━━ Supplied data
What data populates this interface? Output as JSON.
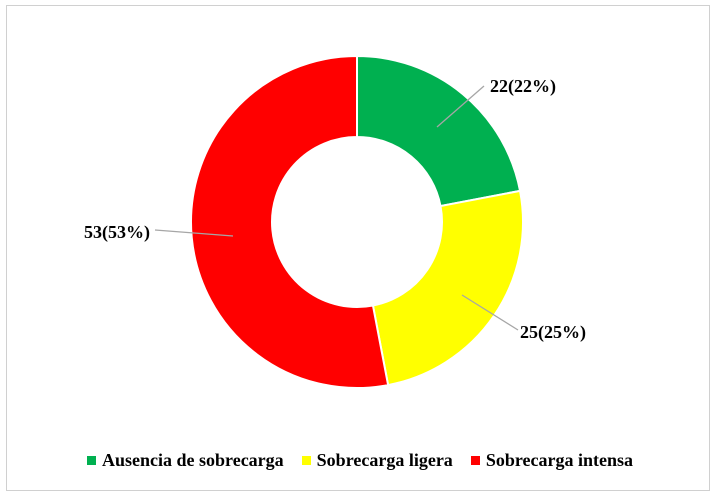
{
  "chart_data": {
    "type": "pie",
    "donut": true,
    "title": "",
    "legend_position": "bottom",
    "categories": [
      "Ausencia de sobrecarga",
      "Sobrecarga ligera",
      "Sobrecarga intensa"
    ],
    "values": [
      22,
      25,
      53
    ],
    "percents": [
      22,
      25,
      53
    ],
    "data_labels": [
      "22(22%)",
      "25(25%)",
      "53(53%)"
    ],
    "colors": [
      "#00b050",
      "#ffff00",
      "#ff0000"
    ]
  }
}
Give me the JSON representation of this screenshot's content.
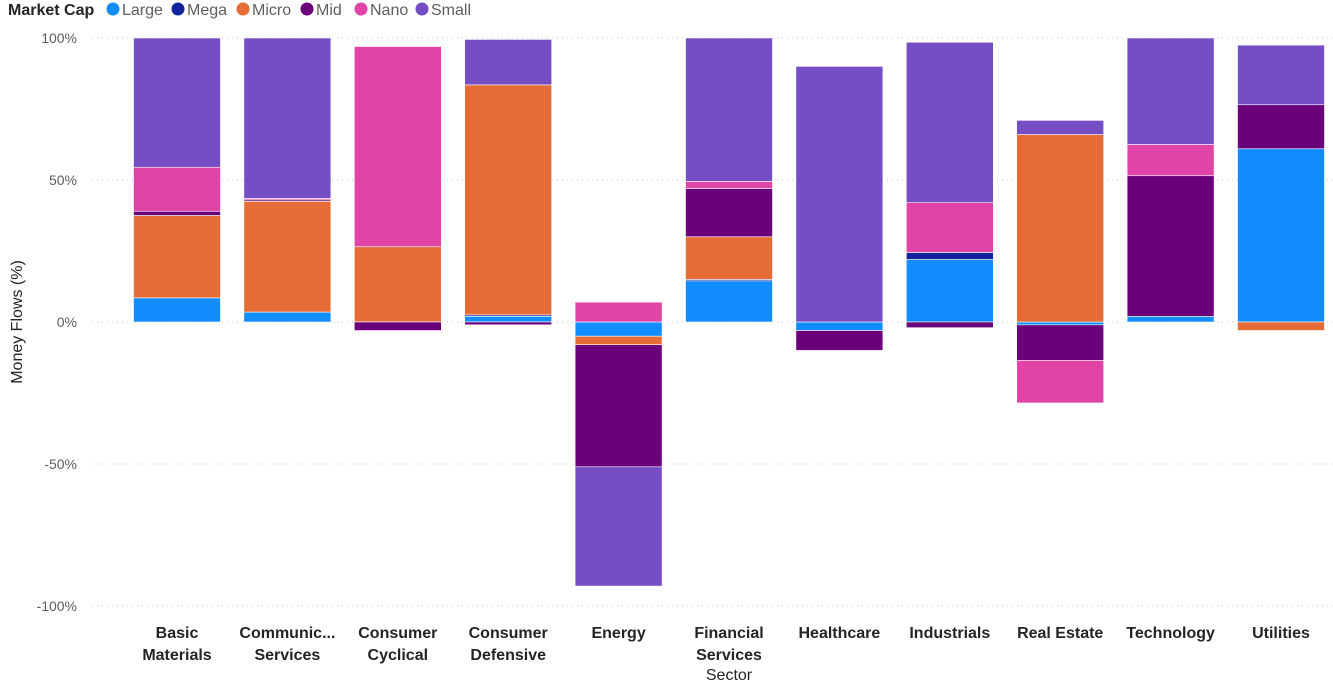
━━━━
_Instructions for the task_. Repeat the records in full, exactly as they appear, without the pictures.

_Exercise output_.
What data populates this interface? Output as JSON.
{
  "chart_data": {
    "type": "pie",
    "donut": true,
    "title": "",
    "legend_position": "bottom",
    "categories": [
      "Ausencia de sobrecarga",
      "Sobrecarga ligera",
      "Sobrecarga intensa"
    ],
    "values": [
      22,
      25,
      53
    ],
    "percents": [
      22,
      25,
      53
    ],
    "data_labels": [
      "22(22%)",
      "25(25%)",
      "53(53%)"
    ],
    "colors": [
      "#00b050",
      "#ffff00",
      "#ff0000"
    ]
  }
}
Give me the JSON representation of this screenshot's content.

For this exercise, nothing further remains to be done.